### DATA EXTRACT
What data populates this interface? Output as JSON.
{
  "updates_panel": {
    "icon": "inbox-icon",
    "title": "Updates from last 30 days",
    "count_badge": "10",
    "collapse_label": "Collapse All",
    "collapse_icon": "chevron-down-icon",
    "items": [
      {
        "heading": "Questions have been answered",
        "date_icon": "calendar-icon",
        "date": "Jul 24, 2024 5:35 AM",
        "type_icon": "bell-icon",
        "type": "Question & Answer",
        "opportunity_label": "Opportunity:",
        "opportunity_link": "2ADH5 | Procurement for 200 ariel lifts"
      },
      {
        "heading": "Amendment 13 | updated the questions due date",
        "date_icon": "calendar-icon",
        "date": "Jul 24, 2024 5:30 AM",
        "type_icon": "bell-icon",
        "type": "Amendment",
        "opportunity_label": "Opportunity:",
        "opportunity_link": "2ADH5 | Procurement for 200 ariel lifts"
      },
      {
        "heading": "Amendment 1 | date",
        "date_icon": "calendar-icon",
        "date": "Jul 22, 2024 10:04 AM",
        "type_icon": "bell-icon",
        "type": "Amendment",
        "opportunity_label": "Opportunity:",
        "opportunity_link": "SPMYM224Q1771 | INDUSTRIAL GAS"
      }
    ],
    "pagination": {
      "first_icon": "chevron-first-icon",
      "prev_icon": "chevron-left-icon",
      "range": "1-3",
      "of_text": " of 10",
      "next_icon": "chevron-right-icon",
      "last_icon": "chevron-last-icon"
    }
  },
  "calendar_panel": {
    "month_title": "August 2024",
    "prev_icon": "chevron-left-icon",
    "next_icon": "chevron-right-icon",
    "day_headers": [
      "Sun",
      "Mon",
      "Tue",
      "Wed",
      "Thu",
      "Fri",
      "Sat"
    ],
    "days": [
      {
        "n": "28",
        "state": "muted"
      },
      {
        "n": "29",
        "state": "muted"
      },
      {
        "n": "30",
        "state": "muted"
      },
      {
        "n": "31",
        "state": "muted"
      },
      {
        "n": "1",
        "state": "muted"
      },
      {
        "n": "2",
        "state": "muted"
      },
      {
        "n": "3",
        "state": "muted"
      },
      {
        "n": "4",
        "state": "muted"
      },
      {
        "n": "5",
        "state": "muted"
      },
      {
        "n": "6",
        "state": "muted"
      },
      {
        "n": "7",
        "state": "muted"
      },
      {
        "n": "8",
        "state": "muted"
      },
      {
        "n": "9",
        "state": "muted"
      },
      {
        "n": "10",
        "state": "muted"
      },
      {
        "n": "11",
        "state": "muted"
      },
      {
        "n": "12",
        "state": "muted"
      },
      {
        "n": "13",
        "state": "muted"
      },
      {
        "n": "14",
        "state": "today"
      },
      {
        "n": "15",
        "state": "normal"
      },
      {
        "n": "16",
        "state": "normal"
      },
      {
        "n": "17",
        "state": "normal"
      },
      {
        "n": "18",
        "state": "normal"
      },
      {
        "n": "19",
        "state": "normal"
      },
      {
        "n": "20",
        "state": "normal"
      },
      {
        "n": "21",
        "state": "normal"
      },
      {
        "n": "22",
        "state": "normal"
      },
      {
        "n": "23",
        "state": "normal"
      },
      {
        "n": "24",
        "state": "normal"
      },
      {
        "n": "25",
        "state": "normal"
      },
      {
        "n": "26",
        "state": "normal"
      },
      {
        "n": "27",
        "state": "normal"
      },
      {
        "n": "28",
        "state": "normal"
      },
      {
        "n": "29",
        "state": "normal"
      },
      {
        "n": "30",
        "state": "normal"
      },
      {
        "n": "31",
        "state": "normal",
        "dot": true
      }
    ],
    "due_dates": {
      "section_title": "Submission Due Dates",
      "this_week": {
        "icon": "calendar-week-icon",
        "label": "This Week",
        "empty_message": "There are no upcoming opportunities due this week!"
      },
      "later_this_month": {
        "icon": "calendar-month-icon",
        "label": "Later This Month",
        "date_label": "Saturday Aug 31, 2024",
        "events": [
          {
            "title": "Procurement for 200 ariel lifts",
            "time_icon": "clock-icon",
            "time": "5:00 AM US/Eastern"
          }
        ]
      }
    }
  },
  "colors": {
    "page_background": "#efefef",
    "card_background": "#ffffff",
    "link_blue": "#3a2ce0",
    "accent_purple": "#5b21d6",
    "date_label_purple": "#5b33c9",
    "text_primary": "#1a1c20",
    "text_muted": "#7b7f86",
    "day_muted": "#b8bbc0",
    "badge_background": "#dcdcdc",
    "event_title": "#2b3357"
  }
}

### TASK TO CARRY OUT
Retype the entries exactly, including every line.

### EXERCISE RESPONSE
What data populates this interface? Output as JSON.
{
  "updates_panel": {
    "icon": "inbox-icon",
    "title": "Updates from last 30 days",
    "count_badge": "10",
    "collapse_label": "Collapse All",
    "collapse_icon": "chevron-down-icon",
    "items": [
      {
        "heading": "Questions have been answered",
        "date_icon": "calendar-icon",
        "date": "Jul 24, 2024 5:35 AM",
        "type_icon": "bell-icon",
        "type": "Question & Answer",
        "opportunity_label": "Opportunity:",
        "opportunity_link": "2ADH5 | Procurement for 200 ariel lifts"
      },
      {
        "heading": "Amendment 13 | updated the questions due date",
        "date_icon": "calendar-icon",
        "date": "Jul 24, 2024 5:30 AM",
        "type_icon": "bell-icon",
        "type": "Amendment",
        "opportunity_label": "Opportunity:",
        "opportunity_link": "2ADH5 | Procurement for 200 ariel lifts"
      },
      {
        "heading": "Amendment 1 | date",
        "date_icon": "calendar-icon",
        "date": "Jul 22, 2024 10:04 AM",
        "type_icon": "bell-icon",
        "type": "Amendment",
        "opportunity_label": "Opportunity:",
        "opportunity_link": "SPMYM224Q1771 | INDUSTRIAL GAS"
      }
    ],
    "pagination": {
      "first_icon": "chevron-first-icon",
      "prev_icon": "chevron-left-icon",
      "range": "1-3",
      "of_text": " of 10",
      "next_icon": "chevron-right-icon",
      "last_icon": "chevron-last-icon"
    }
  },
  "calendar_panel": {
    "month_title": "August 2024",
    "prev_icon": "chevron-left-icon",
    "next_icon": "chevron-right-icon",
    "day_headers": [
      "Sun",
      "Mon",
      "Tue",
      "Wed",
      "Thu",
      "Fri",
      "Sat"
    ],
    "days": [
      {
        "n": "28",
        "state": "muted"
      },
      {
        "n": "29",
        "state": "muted"
      },
      {
        "n": "30",
        "state": "muted"
      },
      {
        "n": "31",
        "state": "muted"
      },
      {
        "n": "1",
        "state": "muted"
      },
      {
        "n": "2",
        "state": "muted"
      },
      {
        "n": "3",
        "state": "muted"
      },
      {
        "n": "4",
        "state": "muted"
      },
      {
        "n": "5",
        "state": "muted"
      },
      {
        "n": "6",
        "state": "muted"
      },
      {
        "n": "7",
        "state": "muted"
      },
      {
        "n": "8",
        "state": "muted"
      },
      {
        "n": "9",
        "state": "muted"
      },
      {
        "n": "10",
        "state": "muted"
      },
      {
        "n": "11",
        "state": "muted"
      },
      {
        "n": "12",
        "state": "muted"
      },
      {
        "n": "13",
        "state": "muted"
      },
      {
        "n": "14",
        "state": "today"
      },
      {
        "n": "15",
        "state": "normal"
      },
      {
        "n": "16",
        "state": "normal"
      },
      {
        "n": "17",
        "state": "normal"
      },
      {
        "n": "18",
        "state": "normal"
      },
      {
        "n": "19",
        "state": "normal"
      },
      {
        "n": "20",
        "state": "normal"
      },
      {
        "n": "21",
        "state": "normal"
      },
      {
        "n": "22",
        "state": "normal"
      },
      {
        "n": "23",
        "state": "normal"
      },
      {
        "n": "24",
        "state": "normal"
      },
      {
        "n": "25",
        "state": "normal"
      },
      {
        "n": "26",
        "state": "normal"
      },
      {
        "n": "27",
        "state": "normal"
      },
      {
        "n": "28",
        "state": "normal"
      },
      {
        "n": "29",
        "state": "normal"
      },
      {
        "n": "30",
        "state": "normal"
      },
      {
        "n": "31",
        "state": "normal",
        "dot": true
      }
    ],
    "due_dates": {
      "section_title": "Submission Due Dates",
      "this_week": {
        "icon": "calendar-week-icon",
        "label": "This Week",
        "empty_message": "There are no upcoming opportunities due this week!"
      },
      "later_this_month": {
        "icon": "calendar-month-icon",
        "label": "Later This Month",
        "date_label": "Saturday Aug 31, 2024",
        "events": [
          {
            "title": "Procurement for 200 ariel lifts",
            "time_icon": "clock-icon",
            "time": "5:00 AM US/Eastern"
          }
        ]
      }
    }
  },
  "colors": {
    "page_background": "#efefef",
    "card_background": "#ffffff",
    "link_blue": "#3a2ce0",
    "accent_purple": "#5b21d6",
    "date_label_purple": "#5b33c9",
    "text_primary": "#1a1c20",
    "text_muted": "#7b7f86",
    "day_muted": "#b8bbc0",
    "badge_background": "#dcdcdc",
    "event_title": "#2b3357"
  }
}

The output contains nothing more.